- _Task prompt_
Gather all lines in the entries below that include the word "gostosa".
══ Data shown
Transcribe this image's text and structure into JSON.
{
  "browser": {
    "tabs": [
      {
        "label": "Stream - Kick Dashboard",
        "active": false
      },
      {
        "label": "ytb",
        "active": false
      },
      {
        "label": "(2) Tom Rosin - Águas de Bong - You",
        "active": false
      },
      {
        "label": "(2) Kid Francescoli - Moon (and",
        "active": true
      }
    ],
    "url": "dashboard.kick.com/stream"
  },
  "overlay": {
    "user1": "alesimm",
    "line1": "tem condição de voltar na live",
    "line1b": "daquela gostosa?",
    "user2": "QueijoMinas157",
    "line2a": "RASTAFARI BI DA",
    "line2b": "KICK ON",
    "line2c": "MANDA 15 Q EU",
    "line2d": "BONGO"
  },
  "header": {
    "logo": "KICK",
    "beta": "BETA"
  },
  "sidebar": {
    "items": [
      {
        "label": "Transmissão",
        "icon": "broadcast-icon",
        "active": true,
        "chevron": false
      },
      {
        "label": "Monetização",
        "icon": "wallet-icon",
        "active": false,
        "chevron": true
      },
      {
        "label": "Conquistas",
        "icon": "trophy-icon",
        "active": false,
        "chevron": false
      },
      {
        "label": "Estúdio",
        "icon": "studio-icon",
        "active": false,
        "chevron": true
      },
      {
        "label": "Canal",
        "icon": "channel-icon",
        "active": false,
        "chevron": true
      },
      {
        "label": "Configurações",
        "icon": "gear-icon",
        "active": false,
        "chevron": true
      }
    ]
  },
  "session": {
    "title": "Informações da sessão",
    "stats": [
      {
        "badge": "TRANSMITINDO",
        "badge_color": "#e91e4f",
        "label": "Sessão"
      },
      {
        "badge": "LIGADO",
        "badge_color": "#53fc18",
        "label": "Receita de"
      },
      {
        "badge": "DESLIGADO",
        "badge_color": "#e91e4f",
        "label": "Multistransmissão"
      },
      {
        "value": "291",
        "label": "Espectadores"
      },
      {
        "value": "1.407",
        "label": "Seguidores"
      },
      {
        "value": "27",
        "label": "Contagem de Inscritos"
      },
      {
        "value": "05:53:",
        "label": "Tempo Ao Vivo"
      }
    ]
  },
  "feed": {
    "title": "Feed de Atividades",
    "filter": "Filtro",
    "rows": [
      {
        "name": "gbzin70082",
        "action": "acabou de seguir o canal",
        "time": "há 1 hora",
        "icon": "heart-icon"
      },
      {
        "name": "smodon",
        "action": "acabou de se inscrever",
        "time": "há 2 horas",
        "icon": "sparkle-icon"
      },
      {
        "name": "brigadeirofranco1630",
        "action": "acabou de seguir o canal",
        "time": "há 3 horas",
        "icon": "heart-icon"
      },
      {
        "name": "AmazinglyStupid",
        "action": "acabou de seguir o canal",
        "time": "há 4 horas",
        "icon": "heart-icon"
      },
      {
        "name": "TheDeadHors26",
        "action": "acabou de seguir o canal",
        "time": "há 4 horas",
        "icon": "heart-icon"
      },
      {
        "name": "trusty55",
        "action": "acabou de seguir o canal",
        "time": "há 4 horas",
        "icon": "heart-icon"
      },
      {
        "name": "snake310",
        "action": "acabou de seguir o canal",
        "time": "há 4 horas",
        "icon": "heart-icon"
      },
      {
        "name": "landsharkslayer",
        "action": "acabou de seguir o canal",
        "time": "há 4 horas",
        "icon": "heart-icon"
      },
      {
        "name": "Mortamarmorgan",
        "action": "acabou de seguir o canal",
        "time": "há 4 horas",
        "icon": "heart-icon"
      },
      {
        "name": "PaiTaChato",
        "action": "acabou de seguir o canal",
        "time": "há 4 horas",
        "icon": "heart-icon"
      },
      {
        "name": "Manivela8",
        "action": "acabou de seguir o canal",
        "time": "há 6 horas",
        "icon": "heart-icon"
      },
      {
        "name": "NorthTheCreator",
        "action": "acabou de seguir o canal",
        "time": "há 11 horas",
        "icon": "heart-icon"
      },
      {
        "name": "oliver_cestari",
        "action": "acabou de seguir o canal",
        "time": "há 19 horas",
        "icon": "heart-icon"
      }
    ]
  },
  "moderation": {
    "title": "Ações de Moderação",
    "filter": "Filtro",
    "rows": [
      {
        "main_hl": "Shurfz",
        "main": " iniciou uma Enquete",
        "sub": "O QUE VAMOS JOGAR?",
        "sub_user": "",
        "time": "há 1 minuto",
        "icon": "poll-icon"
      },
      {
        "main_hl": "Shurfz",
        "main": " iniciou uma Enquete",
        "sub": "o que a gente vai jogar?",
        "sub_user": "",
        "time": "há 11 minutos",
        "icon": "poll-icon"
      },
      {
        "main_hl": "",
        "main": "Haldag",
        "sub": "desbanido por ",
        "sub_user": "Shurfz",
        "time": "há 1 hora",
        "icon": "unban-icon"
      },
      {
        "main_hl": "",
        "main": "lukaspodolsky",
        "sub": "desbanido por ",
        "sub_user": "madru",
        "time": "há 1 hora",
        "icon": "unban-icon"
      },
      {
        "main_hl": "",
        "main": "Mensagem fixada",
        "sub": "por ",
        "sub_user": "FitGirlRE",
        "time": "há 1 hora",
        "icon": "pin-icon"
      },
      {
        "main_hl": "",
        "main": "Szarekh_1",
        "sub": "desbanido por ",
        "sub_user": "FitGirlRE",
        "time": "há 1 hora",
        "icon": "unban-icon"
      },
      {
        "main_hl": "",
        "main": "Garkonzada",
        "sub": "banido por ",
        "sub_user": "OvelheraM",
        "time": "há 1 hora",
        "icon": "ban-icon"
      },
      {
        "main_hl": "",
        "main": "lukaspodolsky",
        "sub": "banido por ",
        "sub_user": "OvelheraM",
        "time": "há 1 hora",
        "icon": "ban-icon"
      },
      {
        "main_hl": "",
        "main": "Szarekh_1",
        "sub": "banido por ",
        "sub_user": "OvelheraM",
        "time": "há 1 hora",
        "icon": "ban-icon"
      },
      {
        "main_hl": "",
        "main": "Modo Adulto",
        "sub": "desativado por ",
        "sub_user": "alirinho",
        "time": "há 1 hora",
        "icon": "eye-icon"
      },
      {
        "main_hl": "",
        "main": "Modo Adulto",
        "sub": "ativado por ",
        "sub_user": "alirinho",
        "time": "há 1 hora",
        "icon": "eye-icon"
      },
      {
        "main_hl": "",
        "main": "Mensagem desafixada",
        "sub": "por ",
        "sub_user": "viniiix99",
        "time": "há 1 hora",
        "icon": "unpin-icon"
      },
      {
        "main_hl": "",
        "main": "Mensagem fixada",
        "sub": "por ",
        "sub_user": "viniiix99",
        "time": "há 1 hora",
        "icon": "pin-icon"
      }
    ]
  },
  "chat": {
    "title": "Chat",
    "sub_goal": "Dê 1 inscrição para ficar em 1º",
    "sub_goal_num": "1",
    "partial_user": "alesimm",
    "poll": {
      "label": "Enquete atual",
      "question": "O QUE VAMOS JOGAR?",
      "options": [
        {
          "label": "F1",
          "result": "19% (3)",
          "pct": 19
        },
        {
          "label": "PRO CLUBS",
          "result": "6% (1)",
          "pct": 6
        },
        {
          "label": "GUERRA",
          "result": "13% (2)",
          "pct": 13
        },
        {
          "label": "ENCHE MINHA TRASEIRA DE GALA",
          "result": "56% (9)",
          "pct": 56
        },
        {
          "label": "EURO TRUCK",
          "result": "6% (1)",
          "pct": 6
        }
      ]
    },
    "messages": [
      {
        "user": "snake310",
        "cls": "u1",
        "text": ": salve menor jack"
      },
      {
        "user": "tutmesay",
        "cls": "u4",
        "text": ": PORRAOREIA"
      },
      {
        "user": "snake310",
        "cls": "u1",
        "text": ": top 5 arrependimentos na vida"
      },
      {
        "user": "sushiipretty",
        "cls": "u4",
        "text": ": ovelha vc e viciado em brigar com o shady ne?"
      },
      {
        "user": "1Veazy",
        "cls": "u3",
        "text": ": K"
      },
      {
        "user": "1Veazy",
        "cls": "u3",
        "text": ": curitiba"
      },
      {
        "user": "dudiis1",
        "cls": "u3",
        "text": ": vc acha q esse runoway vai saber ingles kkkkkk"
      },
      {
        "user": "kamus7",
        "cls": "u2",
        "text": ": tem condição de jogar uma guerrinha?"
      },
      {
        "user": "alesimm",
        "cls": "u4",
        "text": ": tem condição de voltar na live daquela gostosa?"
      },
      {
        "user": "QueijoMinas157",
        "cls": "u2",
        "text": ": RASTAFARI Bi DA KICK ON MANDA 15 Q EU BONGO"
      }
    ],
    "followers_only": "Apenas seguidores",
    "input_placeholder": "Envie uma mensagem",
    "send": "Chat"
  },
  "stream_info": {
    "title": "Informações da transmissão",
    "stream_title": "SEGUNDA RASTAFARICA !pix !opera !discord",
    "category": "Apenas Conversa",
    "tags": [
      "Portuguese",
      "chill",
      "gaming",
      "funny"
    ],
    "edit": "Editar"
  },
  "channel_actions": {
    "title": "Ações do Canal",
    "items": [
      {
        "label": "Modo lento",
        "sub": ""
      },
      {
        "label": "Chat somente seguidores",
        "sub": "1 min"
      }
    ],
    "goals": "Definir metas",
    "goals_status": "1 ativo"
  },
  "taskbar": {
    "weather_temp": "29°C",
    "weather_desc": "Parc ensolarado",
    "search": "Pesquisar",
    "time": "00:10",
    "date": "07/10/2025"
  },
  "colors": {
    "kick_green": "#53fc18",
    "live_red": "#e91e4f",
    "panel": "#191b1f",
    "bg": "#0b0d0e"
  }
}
════
- _Answer for this exercise_
    "line1b": "daquela gostosa?",
        "text": ": tem condição de voltar na live daquela gostosa?"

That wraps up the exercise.